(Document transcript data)
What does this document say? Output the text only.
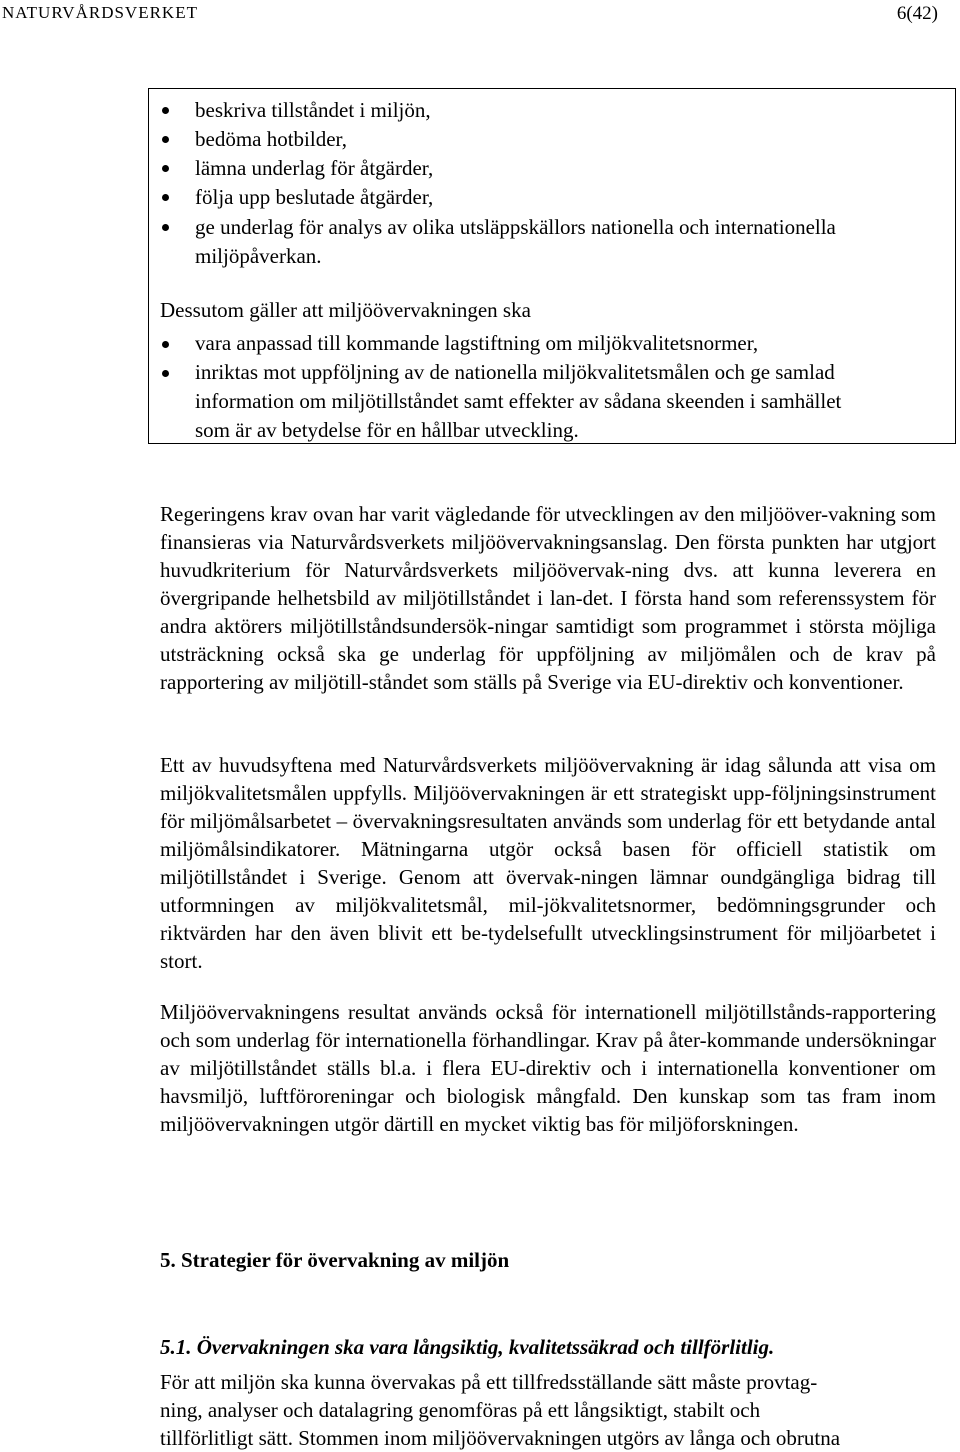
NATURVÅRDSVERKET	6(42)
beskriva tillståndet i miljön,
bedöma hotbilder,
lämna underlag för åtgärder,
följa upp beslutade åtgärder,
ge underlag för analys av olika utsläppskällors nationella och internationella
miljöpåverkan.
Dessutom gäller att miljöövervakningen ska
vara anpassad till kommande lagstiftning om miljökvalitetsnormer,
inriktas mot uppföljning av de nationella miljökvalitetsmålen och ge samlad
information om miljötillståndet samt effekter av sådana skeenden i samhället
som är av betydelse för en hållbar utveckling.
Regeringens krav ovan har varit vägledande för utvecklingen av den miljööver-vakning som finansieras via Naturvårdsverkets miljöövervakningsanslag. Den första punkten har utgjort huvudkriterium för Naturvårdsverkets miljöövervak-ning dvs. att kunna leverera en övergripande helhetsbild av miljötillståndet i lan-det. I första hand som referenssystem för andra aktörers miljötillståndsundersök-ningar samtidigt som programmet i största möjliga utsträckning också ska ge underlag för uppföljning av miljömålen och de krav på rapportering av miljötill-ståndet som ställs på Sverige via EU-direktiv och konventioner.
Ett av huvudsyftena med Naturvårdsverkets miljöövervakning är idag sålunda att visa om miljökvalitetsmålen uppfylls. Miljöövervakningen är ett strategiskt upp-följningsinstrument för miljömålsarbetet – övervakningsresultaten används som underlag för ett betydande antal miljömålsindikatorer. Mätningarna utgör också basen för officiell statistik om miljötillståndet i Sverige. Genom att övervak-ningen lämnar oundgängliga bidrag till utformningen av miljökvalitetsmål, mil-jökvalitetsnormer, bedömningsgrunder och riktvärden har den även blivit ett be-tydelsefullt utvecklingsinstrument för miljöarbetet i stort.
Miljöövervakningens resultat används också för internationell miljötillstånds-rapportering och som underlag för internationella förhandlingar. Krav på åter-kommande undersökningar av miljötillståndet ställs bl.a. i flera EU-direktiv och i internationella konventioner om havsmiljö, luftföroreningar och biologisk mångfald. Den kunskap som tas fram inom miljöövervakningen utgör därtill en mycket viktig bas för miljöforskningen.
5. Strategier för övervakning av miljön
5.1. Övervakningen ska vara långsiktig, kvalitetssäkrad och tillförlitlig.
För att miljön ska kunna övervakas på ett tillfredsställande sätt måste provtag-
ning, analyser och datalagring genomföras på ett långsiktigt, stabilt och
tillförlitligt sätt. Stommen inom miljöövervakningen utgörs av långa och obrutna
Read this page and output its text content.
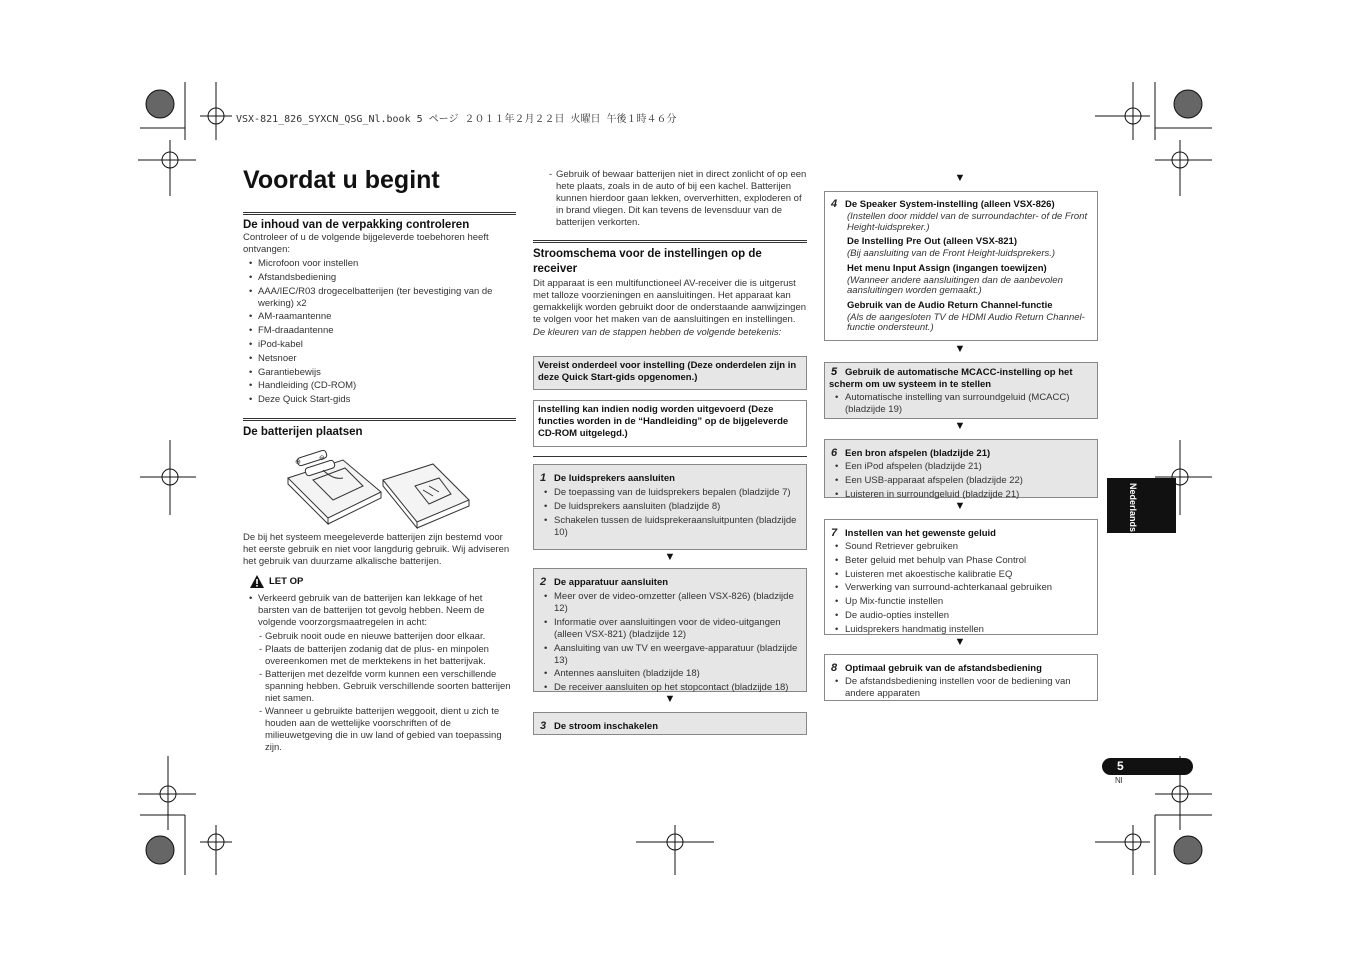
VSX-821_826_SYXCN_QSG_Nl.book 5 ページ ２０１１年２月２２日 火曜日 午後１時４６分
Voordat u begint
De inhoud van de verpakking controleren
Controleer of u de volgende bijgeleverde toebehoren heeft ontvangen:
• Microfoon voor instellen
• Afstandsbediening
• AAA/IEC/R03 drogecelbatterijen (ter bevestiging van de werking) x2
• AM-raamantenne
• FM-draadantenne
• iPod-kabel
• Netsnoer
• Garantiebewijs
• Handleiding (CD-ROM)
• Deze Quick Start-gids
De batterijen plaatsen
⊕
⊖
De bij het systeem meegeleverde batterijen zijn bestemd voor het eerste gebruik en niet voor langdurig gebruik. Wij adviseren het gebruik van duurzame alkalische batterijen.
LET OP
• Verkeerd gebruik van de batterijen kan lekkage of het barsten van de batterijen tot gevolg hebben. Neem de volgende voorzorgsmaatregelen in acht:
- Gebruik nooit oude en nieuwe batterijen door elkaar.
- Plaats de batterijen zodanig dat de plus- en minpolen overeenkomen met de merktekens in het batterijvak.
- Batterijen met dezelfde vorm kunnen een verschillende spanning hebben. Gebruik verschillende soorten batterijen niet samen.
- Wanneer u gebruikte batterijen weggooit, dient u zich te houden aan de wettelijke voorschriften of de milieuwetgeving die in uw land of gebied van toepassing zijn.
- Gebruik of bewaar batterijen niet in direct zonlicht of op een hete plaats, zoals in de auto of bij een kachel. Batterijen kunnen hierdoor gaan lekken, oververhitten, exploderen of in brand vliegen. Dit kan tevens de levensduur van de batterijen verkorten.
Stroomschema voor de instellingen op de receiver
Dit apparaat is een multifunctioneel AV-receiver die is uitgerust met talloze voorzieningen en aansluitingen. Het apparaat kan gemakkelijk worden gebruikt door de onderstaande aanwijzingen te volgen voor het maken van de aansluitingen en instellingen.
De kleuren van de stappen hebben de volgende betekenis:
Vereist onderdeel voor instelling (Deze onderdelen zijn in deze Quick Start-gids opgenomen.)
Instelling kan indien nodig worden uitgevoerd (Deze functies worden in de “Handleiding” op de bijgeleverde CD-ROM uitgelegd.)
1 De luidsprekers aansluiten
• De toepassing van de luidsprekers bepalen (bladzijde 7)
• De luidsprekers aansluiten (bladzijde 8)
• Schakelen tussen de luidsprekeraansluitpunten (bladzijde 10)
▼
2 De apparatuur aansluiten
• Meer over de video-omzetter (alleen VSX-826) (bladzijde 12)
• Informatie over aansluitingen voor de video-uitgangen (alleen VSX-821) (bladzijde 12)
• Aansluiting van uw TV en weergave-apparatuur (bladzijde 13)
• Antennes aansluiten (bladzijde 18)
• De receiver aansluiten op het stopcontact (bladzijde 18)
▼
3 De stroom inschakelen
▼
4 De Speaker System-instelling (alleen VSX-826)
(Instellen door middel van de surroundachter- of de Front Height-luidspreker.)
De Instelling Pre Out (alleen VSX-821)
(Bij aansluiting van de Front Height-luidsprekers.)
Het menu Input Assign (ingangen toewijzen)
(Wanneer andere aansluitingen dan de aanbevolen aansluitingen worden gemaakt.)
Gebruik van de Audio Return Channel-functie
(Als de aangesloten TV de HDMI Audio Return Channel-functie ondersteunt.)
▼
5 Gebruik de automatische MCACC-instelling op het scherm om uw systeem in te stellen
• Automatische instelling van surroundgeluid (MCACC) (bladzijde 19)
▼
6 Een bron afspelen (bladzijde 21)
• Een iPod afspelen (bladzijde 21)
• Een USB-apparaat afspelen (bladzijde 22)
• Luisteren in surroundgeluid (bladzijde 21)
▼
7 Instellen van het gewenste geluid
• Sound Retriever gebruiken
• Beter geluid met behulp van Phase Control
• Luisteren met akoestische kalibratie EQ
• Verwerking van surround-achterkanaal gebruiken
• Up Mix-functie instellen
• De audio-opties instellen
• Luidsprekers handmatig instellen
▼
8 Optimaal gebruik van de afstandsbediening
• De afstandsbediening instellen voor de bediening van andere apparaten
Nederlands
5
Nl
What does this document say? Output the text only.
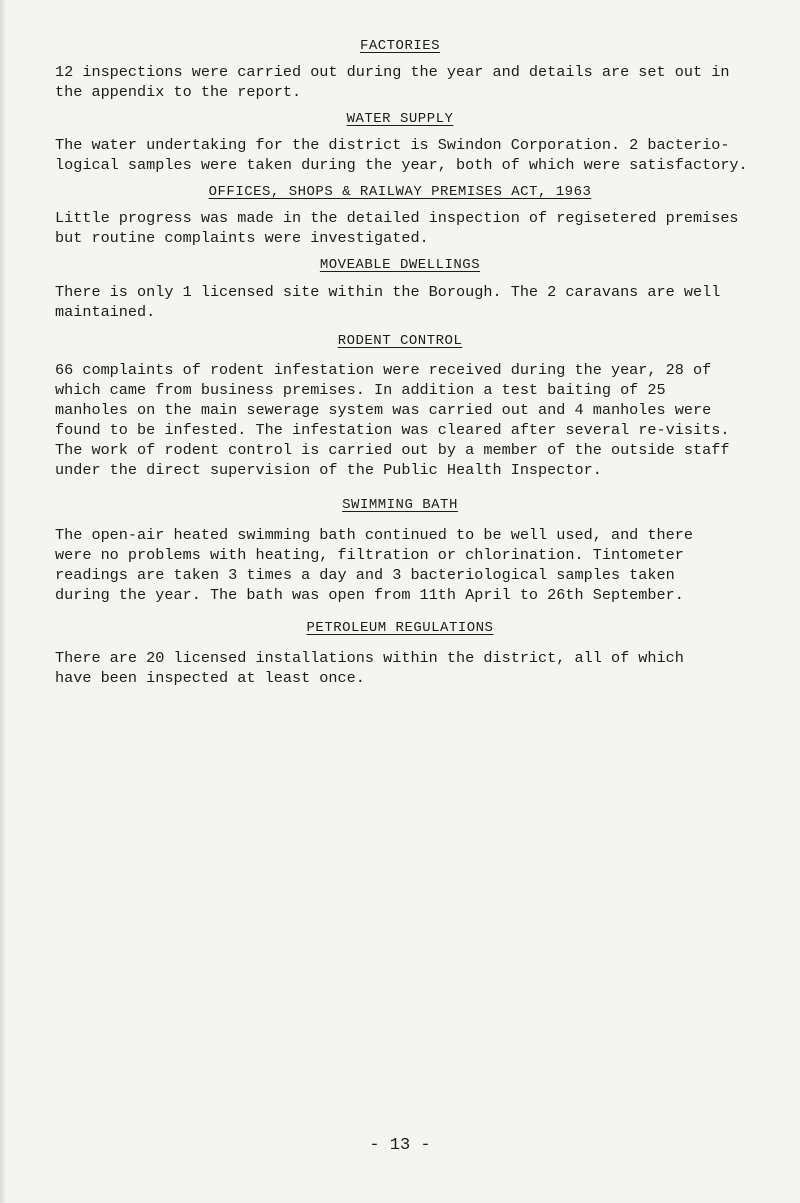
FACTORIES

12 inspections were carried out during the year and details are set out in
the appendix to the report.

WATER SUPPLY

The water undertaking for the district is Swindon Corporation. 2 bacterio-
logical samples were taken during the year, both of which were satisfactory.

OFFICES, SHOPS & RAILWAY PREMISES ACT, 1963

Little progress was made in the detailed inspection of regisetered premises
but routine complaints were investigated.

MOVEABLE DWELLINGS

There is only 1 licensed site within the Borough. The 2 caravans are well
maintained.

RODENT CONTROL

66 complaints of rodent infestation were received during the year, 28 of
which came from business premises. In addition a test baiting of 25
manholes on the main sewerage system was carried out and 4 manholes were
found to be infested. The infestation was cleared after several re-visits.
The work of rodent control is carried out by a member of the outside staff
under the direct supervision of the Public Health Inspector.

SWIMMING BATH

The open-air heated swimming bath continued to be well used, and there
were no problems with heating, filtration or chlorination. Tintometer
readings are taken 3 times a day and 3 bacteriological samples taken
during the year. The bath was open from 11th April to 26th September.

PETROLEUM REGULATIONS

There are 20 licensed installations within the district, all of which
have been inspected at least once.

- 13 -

▶ [Work to complete]: Using the records above, work out the number of lines that contain "Quick" and write only that number.

▶ [Answer section]: 2